§ Working data
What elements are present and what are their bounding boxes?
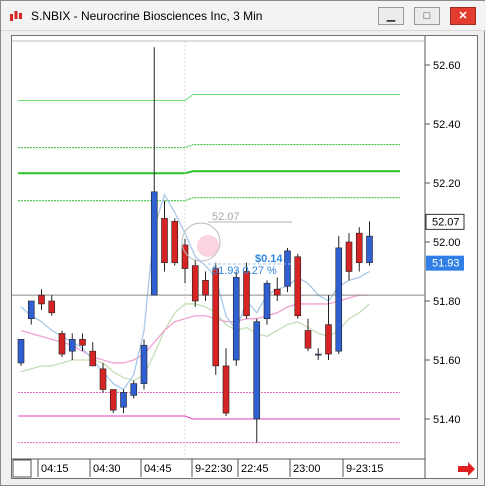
candle-up <box>17 339 25 364</box>
last-price-label: 51.93 <box>432 258 460 270</box>
maximize-icon: □ <box>423 10 431 22</box>
candle-up <box>263 283 271 320</box>
candle-up <box>150 191 158 296</box>
candle-up <box>314 353 322 356</box>
candle-up <box>130 383 138 396</box>
price-tick-label: 51.60 <box>433 355 461 367</box>
candle-down <box>89 350 97 367</box>
measure-percent: 51.93 0.27 % <box>212 265 277 277</box>
candle-down <box>99 368 107 390</box>
candle-down <box>171 221 179 263</box>
time-tick-label: 23:00 <box>293 463 321 475</box>
candle-up <box>284 250 291 287</box>
price-tick-label: 51.40 <box>433 414 461 426</box>
candle-up <box>232 277 240 361</box>
price-chart[interactable]: 52.07 $0.14 51.93 0.27 % 52.60 52.40 52.20… <box>12 36 477 478</box>
time-tick-label: 9-23:15 <box>346 463 383 475</box>
current-price-label: 52.07 <box>432 216 460 228</box>
time-tick-label: 04:30 <box>93 463 121 475</box>
candle-down <box>325 324 332 355</box>
close-button[interactable]: ✕ <box>450 7 476 25</box>
price-tick-label: 52.00 <box>433 237 461 249</box>
chart-area[interactable]: 52.07 $0.14 51.93 0.27 % 52.60 52.40 52.20… <box>11 35 478 479</box>
candle-down <box>304 330 312 349</box>
candle-down <box>48 300 56 314</box>
candle-down <box>202 280 209 296</box>
minimize-icon: ▁ <box>386 10 396 22</box>
price-tick-label: 52.40 <box>433 119 461 131</box>
measure-highlight <box>197 235 219 257</box>
time-tick-label: 9-22:30 <box>195 463 232 475</box>
chart-app-icon <box>10 11 22 21</box>
candle-down <box>222 365 230 414</box>
candle-up <box>366 235 373 263</box>
maximize-button[interactable]: □ <box>414 7 440 25</box>
chart-window: S.NBIX - Neurocrine Biosciences Inc, 3 M… <box>0 0 486 486</box>
candle-up <box>68 339 76 352</box>
candle-up <box>335 247 343 352</box>
candle-down <box>345 241 353 272</box>
close-icon: ✕ <box>458 10 468 22</box>
last-price-marker: 51.93 <box>426 255 464 271</box>
candle-down <box>58 333 66 355</box>
candle-down <box>355 232 363 263</box>
candle-down <box>79 339 86 346</box>
minimize-button[interactable]: ▁ <box>378 7 404 25</box>
price-tick-label: 52.60 <box>433 60 461 72</box>
candle-down <box>38 294 45 305</box>
measure-ref-price: 52.07 <box>212 211 240 223</box>
arrow-right-icon[interactable] <box>458 462 475 476</box>
candle-down <box>294 256 302 317</box>
price-tick-label: 52.20 <box>433 178 461 190</box>
measure-delta: $0.14 <box>255 253 283 265</box>
candle-down <box>191 265 199 302</box>
candle-down <box>212 268 220 367</box>
candle-down <box>161 218 168 263</box>
title-bar[interactable]: S.NBIX - Neurocrine Biosciences Inc, 3 M… <box>1 1 486 31</box>
time-tick-label: 04:45 <box>144 463 172 475</box>
candle-up <box>140 344 148 384</box>
price-tick-label: 51.80 <box>433 296 461 308</box>
current-price-marker: 52.07 <box>425 213 465 230</box>
price-axis[interactable]: 52.60 52.40 52.20 52.00 51.80 51.60 51.40 <box>425 60 461 426</box>
chart-corner-box[interactable] <box>12 459 32 478</box>
time-tick-label: 04:15 <box>41 463 69 475</box>
candle-up <box>120 392 127 408</box>
window-title: S.NBIX - Neurocrine Biosciences Inc, 3 M… <box>31 9 263 23</box>
candle-down <box>243 271 250 317</box>
time-tick-label: 22:45 <box>241 463 269 475</box>
candle-up <box>27 300 35 320</box>
candle-up <box>253 321 261 420</box>
candle-down <box>109 389 117 411</box>
candle-down <box>273 288 281 296</box>
time-axis[interactable]: 04:15 04:30 04:45 9-22:30 22:45 23:00 9-23:15 <box>37 459 383 477</box>
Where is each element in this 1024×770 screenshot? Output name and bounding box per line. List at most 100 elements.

§ What you need to do
Convert all of the data above into a Markdown table with two columns, Row and Line, where each line gets a row number and blank lines are skipped. Leave out the pictures.

§ Complete output
| Row | Line |
|---|---|
| 1 | What elements are present and what are their bounding boxes? |
| 2 | candle-up <box>17 339 25 364</box> |
| 3 | last-price-label: 51.93 <box>432 258 460 270</box> |
| 4 | maximize-icon: □ <box>423 10 431 22</box> |
| 5 | candle-up <box>263 283 271 320</box> |
| 6 | candle-up <box>150 191 158 296</box> |
| 7 | candle-up <box>314 353 322 356</box> |
| 8 | candle-up <box>130 383 138 396</box> |
| 9 | price-tick-label: 51.60 <box>433 355 461 367</box> |
| 10 | candle-down <box>89 350 97 367</box> |
| 11 | measure-percent: 51.93 0.27 % <box>212 265 277 277</box> |
| 12 | candle-down <box>99 368 107 390</box> |
| 13 | candle-down <box>171 221 179 263</box> |
| 14 | time-tick-label: 23:00 <box>293 463 321 475</box> |
| 15 | candle-up <box>284 250 291 287</box> |
| 16 | price-tick-label: 51.40 <box>433 414 461 426</box> |
| 17 | candle-up <box>232 277 240 361</box> |
| 18 | price-chart[interactable]: 52.07 $0.14 51.93 0.27 % 52.60 52.40 52.20… <box>12 36 477 478</box> |
| 19 | time-tick-label: 9-23:15 <box>346 463 383 475</box> |
| 20 | current-price-label: 52.07 <box>432 216 460 228</box> |
| 21 | time-tick-label: 04:30 <box>93 463 121 475</box> |
| 22 | candle-down <box>325 324 332 355</box> |
| 23 | close-button[interactable]: ✕ <box>450 7 476 25</box> |
| 24 | price-tick-label: 52.00 <box>433 237 461 249</box> |
| 25 | chart-area[interactable]: 52.07 $0.14 51.93 0.27 % 52.60 52.40 52.20… <box>11 35 478 479</box> |
| 26 | candle-down <box>304 330 312 349</box> |
| 27 | candle-down <box>48 300 56 314</box> |
| 28 | candle-down <box>202 280 209 296</box> |
| 29 | minimize-icon: ▁ <box>386 10 396 22</box> |
| 30 | price-tick-label: 52.40 <box>433 119 461 131</box> |
| 31 | measure-highlight <box>197 235 219 257</box> |
| 32 | time-tick-label: 9-22:30 <box>195 463 232 475</box> |
| 33 | chart-app-icon <box>10 11 22 21</box> |
| 34 | candle-down <box>222 365 230 414</box> |
| 35 | candle-up <box>366 235 373 263</box> |
| 36 | maximize-button[interactable]: □ <box>414 7 440 25</box> |
| 37 | chart-window: S.NBIX - Neurocrine Biosciences Inc, 3 M… <box>0 0 486 486</box> |
| 38 | candle-up <box>68 339 76 352</box> |
| 39 | candle-up <box>335 247 343 352</box> |
| 40 | candle-down <box>345 241 353 272</box> |
| 41 | close-icon: ✕ <box>458 10 468 22</box> |
| 42 | last-price-marker: 51.93 <box>426 255 464 271</box> |
| 43 | candle-down <box>58 333 66 355</box> |
| 44 | candle-down <box>355 232 363 263</box> |
| 45 | candle-down <box>79 339 86 346</box> |
| 46 | minimize-button[interactable]: ▁ <box>378 7 404 25</box> |
| 47 | price-tick-label: 52.60 <box>433 60 461 72</box> |
| 48 | candle-down <box>38 294 45 305</box> |
| 49 | measure-ref-price: 52.07 <box>212 211 240 223</box> |
| 50 | arrow-right-icon[interactable] <box>458 462 475 476</box> |
| 51 | candle-down <box>294 256 302 317</box> |
| 52 | price-tick-label: 52.20 <box>433 178 461 190</box> |
| 53 | measure-delta: $0.14 <box>255 253 283 265</box> |
| 54 | candle-down <box>191 265 199 302</box> |
| 55 | candle-down <box>212 268 220 367</box> |
| 56 | candle-down <box>161 218 168 263</box> |
| 57 | title-bar[interactable]: S.NBIX - Neurocrine Biosciences Inc, 3 M… <box>1 1 486 31</box> |
| 58 | time-tick-label: 04:45 <box>144 463 172 475</box> |
| 59 | candle-up <box>140 344 148 384</box> |
| 60 | price-tick-label: 51.80 <box>433 296 461 308</box> |
| 61 | current-price-marker: 52.07 <box>425 213 465 230</box> |
| 62 | price-axis[interactable]: 52.60 52.40 52.20 52.00 51.80 51.60 51.40 <box>425 60 461 426</box> |
| 63 | chart-corner-box[interactable] <box>12 459 32 478</box> |
| 64 | time-tick-label: 04:15 <box>41 463 69 475</box> |
| 65 | candle-up <box>120 392 127 408</box> |
| 66 | window-title: S.NBIX - Neurocrine Biosciences Inc, 3 M… <box>31 9 263 23</box> |
| 67 | candle-down <box>243 271 250 317</box> |
| 68 | time-tick-label: 22:45 <box>241 463 269 475</box> |
| 69 | candle-up <box>27 300 35 320</box> |
| 70 | candle-up <box>253 321 261 420</box> |
| 71 | candle-down <box>109 389 117 411</box> |
| 72 | candle-down <box>273 288 281 296</box> |
| 73 | time-axis[interactable]: 04:15 04:30 04:45 9-22:30 22:45 23:00 9-23:15 <box>37 459 383 477</box> |
| 74 | Where is each element in this 1024×770 screenshot? Output name and bounding box per line. List at most 100 elements. |